Using the listing below, please gather every line containing the word "名学生中竞赛成绩达到".
[Start of PROVIDED DATA]
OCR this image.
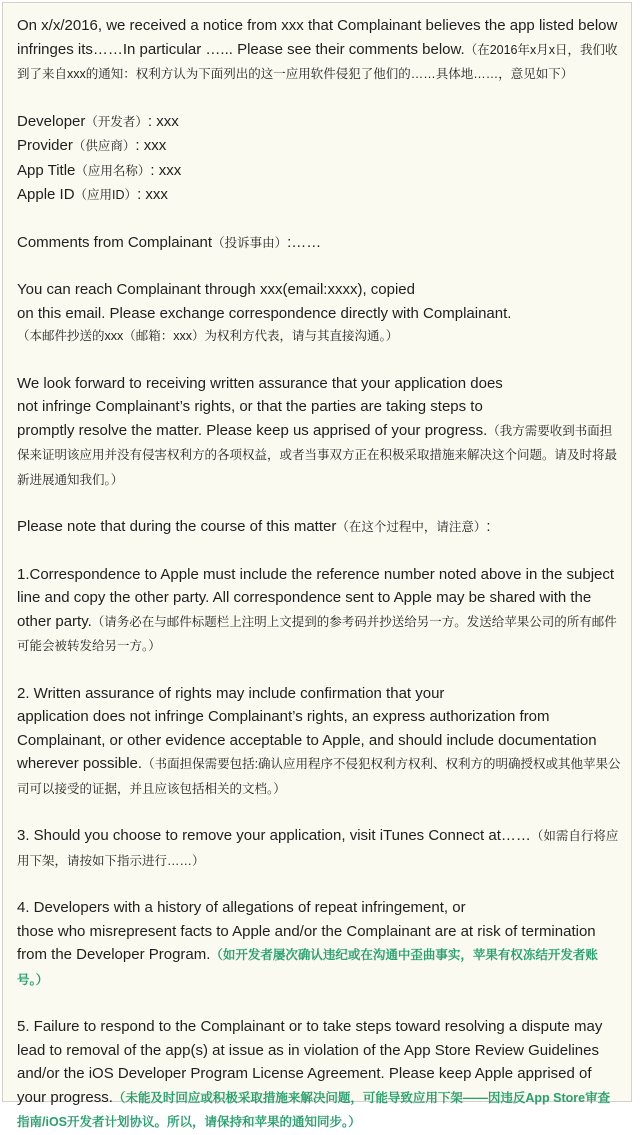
On x/x/2016, we received a notice from xxx that Complainant believes the app listed below infringes its……In particular …... Please see their comments below.（在2016年x月x日，我们收到了来自xxx的通知：权利方认为下面列出的这一应用软件侵犯了他们的……具体地……，意见如下）

Developer（开发者）: xxx
Provider（供应商）: xxx
App Title（应用名称）: xxx
Apple ID（应用ID）: xxx

Comments from Complainant（投诉事由）:……

You can reach Complainant through xxx(email:xxxx), copied
on this email. Please exchange correspondence directly with Complainant.
（本邮件抄送的xxx（邮箱：xxx）为权利方代表，请与其直接沟通。）

We look forward to receiving written assurance that your application does
not infringe Complainant’s rights, or that the parties are taking steps to
promptly resolve the matter. Please keep us apprised of your progress.（我方需要收到书面担保来证明该应用并没有侵害权利方的各项权益，或者当事双方正在积极采取措施来解决这个问题。请及时将最新进展通知我们。）

Please note that during the course of this matter（在这个过程中，请注意）:

1.Correspondence to Apple must include the reference number noted above in the subject line and copy the other party. All correspondence sent to Apple may be shared with the other party.（请务必在与邮件标题栏上注明上文提到的参考码并抄送给另一方。发送给苹果公司的所有邮件可能会被转发给另一方。）

2. Written assurance of rights may include confirmation that your
application does not infringe Complainant’s rights, an express authorization from Complainant, or other evidence acceptable to Apple, and should include documentation wherever possible.（书面担保需要包括:确认应用程序不侵犯权利方权利、权利方的明确授权或其他苹果公司可以接受的证据，并且应该包括相关的文档。）

3. Should you choose to remove your application, visit iTunes Connect at……（如需自行将应用下架，请按如下指示进行……）

4. Developers with a history of allegations of repeat infringement, or
those who misrepresent facts to Apple and/or the Complainant are at risk of termination from the Developer Program.（如开发者屡次确认违纪或在沟通中歪曲事实，苹果有权冻结开发者账号。）

5. Failure to respond to the Complainant or to take steps toward resolving a dispute may lead to removal of the app(s) at issue as in violation of the App Store Review Guidelines and/or the iOS Developer Program License Agreement. Please keep Apple apprised of your progress.（未能及时回应或积极采取措施来解决问题，可能导致应用下架——因违反App Store审查指南/iOS开发者计划协议。所以，请保持和苹果的通知同步。）
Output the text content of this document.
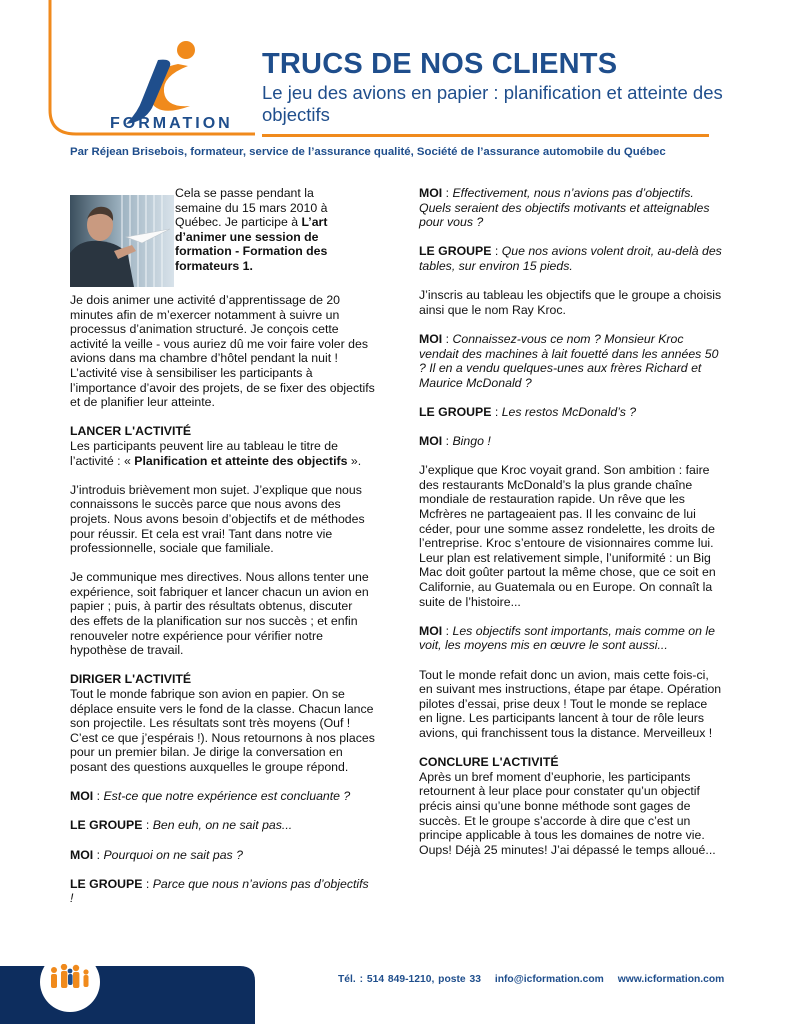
FORMATION
TRUCS DE NOS CLIENTS
Le jeu des avions en papier : planification et atteinte des objectifs
Par Réjean Brisebois, formateur, service de l’assurance qualité, Société de l’assurance automobile du Québec
Cela se passe pendant la semaine du 15 mars 2010 à Québec. Je participe à L’art d’animer une session de formation - Formation des formateurs 1.

Je dois animer une activité d’apprentissage de 20 minutes afin de m’exercer notamment à suivre un processus d’animation structuré. Je conçois cette activité la veille - vous auriez dû me voir faire voler des avions dans ma chambre d’hôtel pendant la nuit ! L’activité vise à sensibiliser les participants à l’importance d’avoir des projets, de se fixer des objectifs et de planifier leur atteinte.

LANCER L'ACTIVITÉ

Les participants peuvent lire au tableau le titre de l’activité : « Planification et atteinte des objectifs ».

J’introduis brièvement mon sujet. J’explique que nous connaissons le succès parce que nous avons des projets. Nous avons besoin d’objectifs et de méthodes pour réussir. Et cela est vrai! Tant dans notre vie professionnelle, sociale que familiale.

Je communique mes directives. Nous allons tenter une expérience, soit fabriquer et lancer chacun un avion en papier ; puis, à partir des résultats obtenus, discuter des effets de la planification sur nos succès ; et enfin renouveler notre expérience pour vérifier notre hypothèse de travail.

DIRIGER L'ACTIVITÉ

Tout le monde fabrique son avion en papier. On se déplace ensuite vers le fond de la classe. Chacun lance son projectile. Les résultats sont très moyens (Ouf ! C’est ce que j’espérais !). Nous retournons à nos places pour un premier bilan. Je dirige la conversation en posant des questions auxquelles le groupe répond.

MOI : Est-ce que notre expérience est concluante ?

LE GROUPE : Ben euh, on ne sait pas...

MOI : Pourquoi on ne sait pas ?

LE GROUPE : Parce que nous n’avions pas d’objectifs !

MOI : Effectivement, nous n’avions pas d’objectifs. Quels seraient des objectifs motivants et atteignables pour vous ?

LE GROUPE : Que nos avions volent droit, au-delà des tables, sur environ 15 pieds.

J’inscris au tableau les objectifs que le groupe a choisis ainsi que le nom Ray Kroc.

MOI : Connaissez-vous ce nom ? Monsieur Kroc vendait des machines à lait fouetté dans les années 50 ? Il en a vendu quelques-unes aux frères Richard et Maurice McDonald ?

LE GROUPE : Les restos McDonald’s ?

MOI : Bingo !

J’explique que Kroc voyait grand. Son ambition : faire des restaurants McDonald’s la plus grande chaîne mondiale de restauration rapide. Un rêve que les Mcfrères ne partageaient pas. Il les convainc de lui céder, pour une somme assez rondelette, les droits de l’entreprise. Kroc s’entoure de visionnaires comme lui. Leur plan est relativement simple, l’uniformité : un Big Mac doit goûter partout la même chose, que ce soit en Californie, au Guatemala ou en Europe. On connaît la suite de l’histoire...

MOI : Les objectifs sont importants, mais comme on le voit, les moyens mis en œuvre le sont aussi...

Tout le monde refait donc un avion, mais cette fois-ci, en suivant mes instructions, étape par étape. Opération pilotes d’essai, prise deux ! Tout le monde se replace en ligne. Les participants lancent à tour de rôle leurs avions, qui franchissent tous la distance. Merveilleux !

CONCLURE L'ACTIVITÉ

Après un bref moment d’euphorie, les participants retournent à leur place pour constater qu’un objectif précis ainsi qu’une bonne méthode sont gages de succès. Et le groupe s’accorde à dire que c’est un principe applicable à tous les domaines de notre vie. Oups! Déjà 25 minutes! J’ai dépassé le temps alloué...

Tél. : 514 849-1210, poste 33 info@icformation.com www.icformation.com
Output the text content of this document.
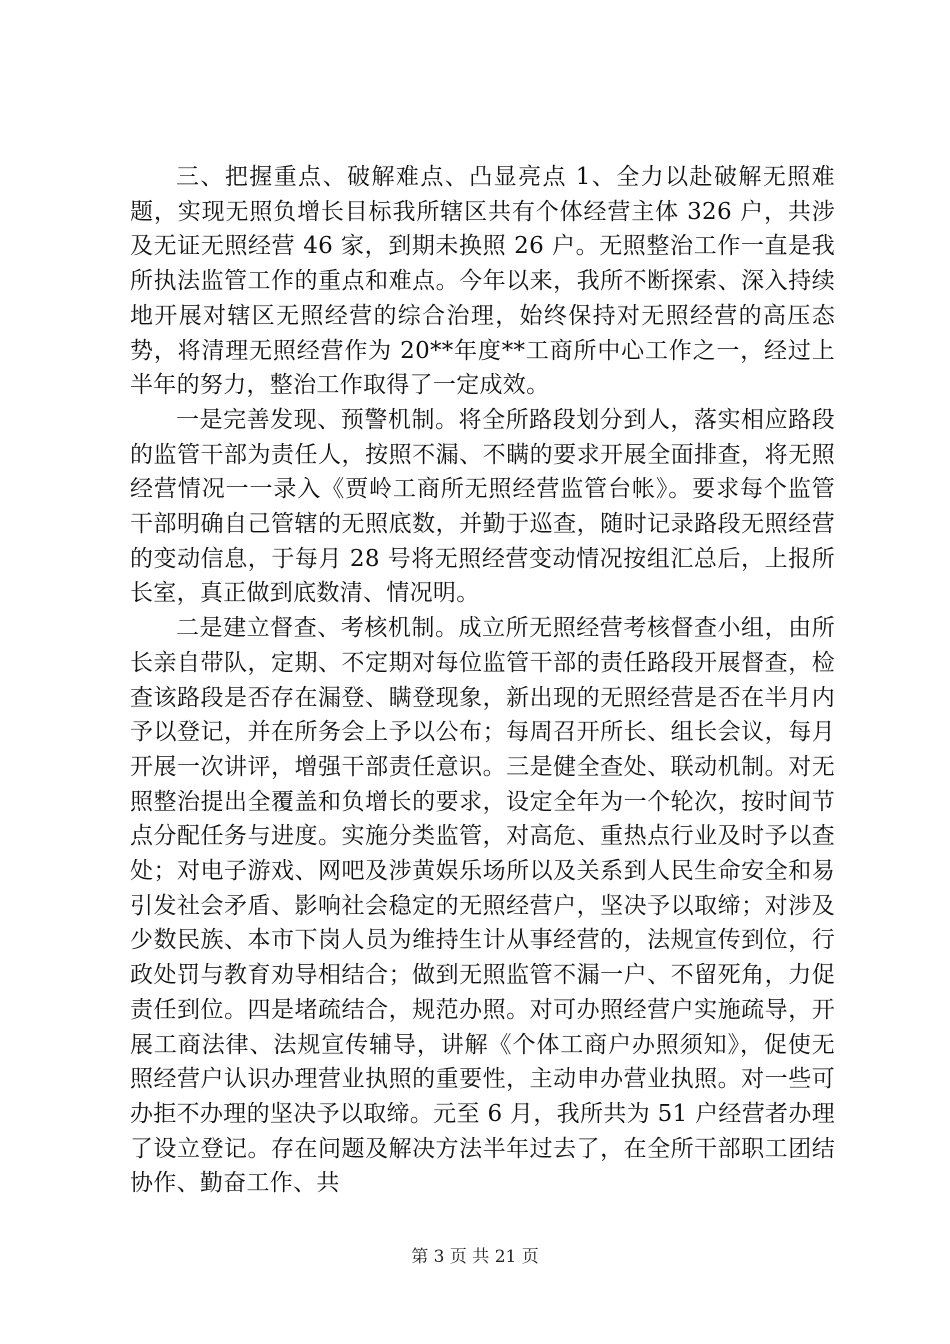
三、把握重点、破解难点、凸显亮点 1、全力以赴破解无照难题，实现无照负增长目标我所辖区共有个体经营主体 326 户，共涉及无证无照经营 46 家，到期未换照 26 户。无照整治工作一直是我所执法监管工作的重点和难点。今年以来，我所不断探索、深入持续地开展对辖区无照经营的综合治理，始终保持对无照经营的高压态势，将清理无照经营作为 20**年度**工商所中心工作之一，经过上半年的努力，整治工作取得了一定成效。

一是完善发现、预警机制。将全所路段划分到人，落实相应路段的监管干部为责任人，按照不漏、不瞒的要求开展全面排查，将无照经营情况一一录入《贾岭工商所无照经营监管台帐》。要求每个监管干部明确自己管辖的无照底数，并勤于巡查，随时记录路段无照经营的变动信息，于每月 28 号将无照经营变动情况按组汇总后，上报所长室，真正做到底数清、情况明。

二是建立督查、考核机制。成立所无照经营考核督查小组，由所长亲自带队，定期、不定期对每位监管干部的责任路段开展督查，检查该路段是否存在漏登、瞒登现象，新出现的无照经营是否在半月内予以登记，并在所务会上予以公布；每周召开所长、组长会议，每月开展一次讲评，增强干部责任意识。三是健全查处、联动机制。对无照整治提出全覆盖和负增长的要求，设定全年为一个轮次，按时间节点分配任务与进度。实施分类监管，对高危、重热点行业及时予以查处；对电子游戏、网吧及涉黄娱乐场所以及关系到人民生命安全和易引发社会矛盾、影响社会稳定的无照经营户，坚决予以取缔；对涉及少数民族、本市下岗人员为维持生计从事经营的，法规宣传到位，行政处罚与教育劝导相结合；做到无照监管不漏一户、不留死角，力促责任到位。四是堵疏结合，规范办照。对可办照经营户实施疏导，开展工商法律、法规宣传辅导，讲解《个体工商户办照须知》，促使无照经营户认识办理营业执照的重要性，主动申办营业执照。对一些可办拒不办理的坚决予以取缔。元至 6 月，我所共为 51 户经营者办理了设立登记。存在问题及解决方法半年过去了，在全所干部职工团结协作、勤奋工作、共

第 3 页 共 21 页
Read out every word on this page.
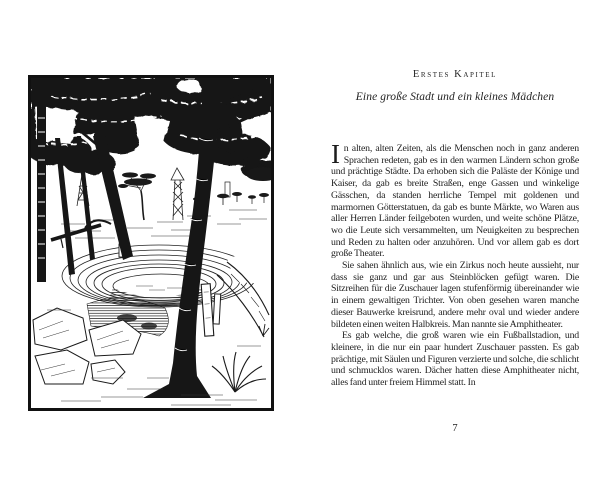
Erstes Kapitel
Eine große Stadt und ein kleines Mädchen

In alten, alten Zeiten, als die Menschen noch in ganz anderen Sprachen redeten, gab es in den warmen Ländern schon große und prächtige Städte. Da erhoben sich die Paläste der Könige und Kaiser, da gab es breite Straßen, enge Gassen und winkelige Gässchen, da standen herrliche Tempel mit goldenen und marmornen Götterstatuen, da gab es bunte Märkte, wo Waren aus aller Herren Länder feilgeboten wurden, und weite schöne Plätze, wo die Leute sich versammelten, um Neuigkeiten zu besprechen und Reden zu halten oder anzuhören. Und vor allem gab es dort große Theater.

Sie sahen ähnlich aus, wie ein Zirkus noch heute aussieht, nur dass sie ganz und gar aus Steinblöcken gefügt waren. Die Sitzreihen für die Zuschauer lagen stufenförmig übereinander wie in einem gewaltigen Trichter. Von oben gesehen waren manche dieser Bauwerke kreisrund, andere mehr oval und wieder andere bildeten einen weiten Halbkreis. Man nannte sie Amphitheater.

Es gab welche, die groß waren wie ein Fußballstadion, und kleinere, in die nur ein paar hundert Zuschauer passten. Es gab prächtige, mit Säulen und Figuren verzierte und solche, die schlicht und schmucklos waren. Dächer hatten diese Amphitheater nicht, alles fand unter freiem Himmel statt. In

7
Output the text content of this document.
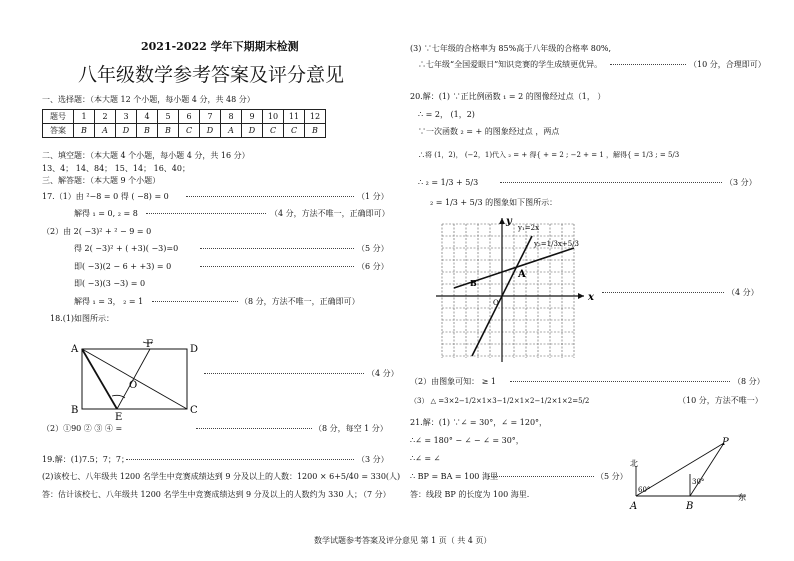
2021-2022 学年下期期末检测
八年级数学参考答案及评分意见
一、选择题：（本大题 12 个小题，每小题 4 分，共 48 分）
题号	1	2	3	4	5	6	7	8	9	10	11	12
答案	B	A	D	B	B	C	D	A	D	C	C	B
二、填空题：（本大题 4 个小题，每小题 4 分，共 16 分）
13、4； 14、84； 15、14； 16、40；
三、解答题：（本大题 9 个小题）
17.（1）由 ²−8 = 0 得 ( −8) = 0	（1 分）
解得 ₁ = 0, ₂ = 8	（4 分，方法不唯一，正确即可）
（2）由 2( −3)² + ² − 9 = 0
得 2( −3)² + ( +3)( −3)=0	（5 分）
即( −3)(2 − 6 + +3) = 0	（6 分）
即( −3)(3 −3) = 0
解得 ₁ = 3， ₂ = 1	（8 分，方法不唯一，正确即可）
18.(1)如图所示：
A	D
B	C
F
E
O
（4 分）
（2）①90 ② ③ ④ =	（8 分，每空 1 分）
19.解：(1)7.5；7；7；	（3 分）
(2)该校七、八年级共 1200 名学生中竞赛成绩达到 9 分及以上的人数：1200 × 6+5/40 = 330(人)
答：估计该校七、八年级共 1200 名学生中竞赛成绩达到 9 分及以上的人数约为 330 人；
（7 分）
(3) ∵七年级的合格率为 85%高于八年级的合格率 80%,
∴七年级“全国爱眼日”知识竞赛的学生成绩更优异。	（10 分，合理即可）
20.解：(1) ∵正比例函数 ₁ = 2 的图像经过点（1， ）
∴ = 2， (1，2)
∵一次函数 ₂ = + 的图象经过点 ，两点
∴将 (1，2)， (−2，1)代入 ₂ = + 得{ + = 2 ; −2 + = 1 ，解得{ = 1/3 ; = 5/3
∴ ₂ = 1/3 + 5/3	（3 分）
₂ = 1/3 + 5/3 的图象如下图所示：
x
y
A
B
O
y₁=2x
y₂=1/3x+5/3
（4 分）
（2）由图象可知： ≥ 1	（8 分）
（3） △ =3×2−1/2×1×3−1/2×1×2−1/2×1×2=5/2	（10 分，方法不唯一）
21.解：(1) ∵∠ = 30°，∠ = 120°，
∴∠ = 180° − ∠ − ∠ = 30°，
∴∠ = ∠
∴ BP = BA = 100 海里	（5 分）
答：线段 BP 的长度为 100 海里.
北
东
A	B
P
60°
30°
数学试题参考答案及评分意见 第 1 页（ 共 4 页）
[End of PROVIDED DATA]
REPLY TO THE TASK:
(2)该校七、八年级共 1200 名学生中竞赛成绩达到 9 分及以上的人数：1200 × 6+5/40 = 330(人)
答：估计该校七、八年级共 1200 名学生中竞赛成绩达到 9 分及以上的人数约为 330 人；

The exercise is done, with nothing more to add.